Task: Extract each line of the records below that contains the word "Bronkalla".

Data extracted from a collection:
— Start —

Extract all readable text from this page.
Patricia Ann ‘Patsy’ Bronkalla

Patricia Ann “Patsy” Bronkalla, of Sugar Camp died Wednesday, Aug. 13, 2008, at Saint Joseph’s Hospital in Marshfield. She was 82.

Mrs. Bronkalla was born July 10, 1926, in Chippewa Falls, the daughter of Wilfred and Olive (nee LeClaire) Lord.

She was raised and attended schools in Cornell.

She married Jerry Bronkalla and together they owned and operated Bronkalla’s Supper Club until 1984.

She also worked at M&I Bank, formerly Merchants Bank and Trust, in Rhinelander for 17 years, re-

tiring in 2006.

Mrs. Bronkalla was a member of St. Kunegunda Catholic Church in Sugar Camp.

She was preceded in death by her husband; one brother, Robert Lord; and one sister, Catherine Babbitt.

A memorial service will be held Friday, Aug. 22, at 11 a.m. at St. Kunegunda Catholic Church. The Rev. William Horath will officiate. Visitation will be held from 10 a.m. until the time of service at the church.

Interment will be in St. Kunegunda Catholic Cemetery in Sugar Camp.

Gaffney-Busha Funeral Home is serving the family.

— End —

Finished answer:
Patricia Ann ‘Patsy’ Bronkalla
Patricia Ann “Patsy” Bronkalla, of Sugar Camp died Wednesday, Aug. 13, 2008, at Saint Joseph’s Hospital in Marshfield. She was 82.
Mrs. Bronkalla was born July 10, 1926, in Chippewa Falls, the daughter of Wilfred and Olive (nee LeClaire) Lord.
She married Jerry Bronkalla and together they owned and operated Bronkalla’s Supper Club until 1984.
Mrs. Bronkalla was a member of St. Kunegunda Catholic Church in Sugar Camp.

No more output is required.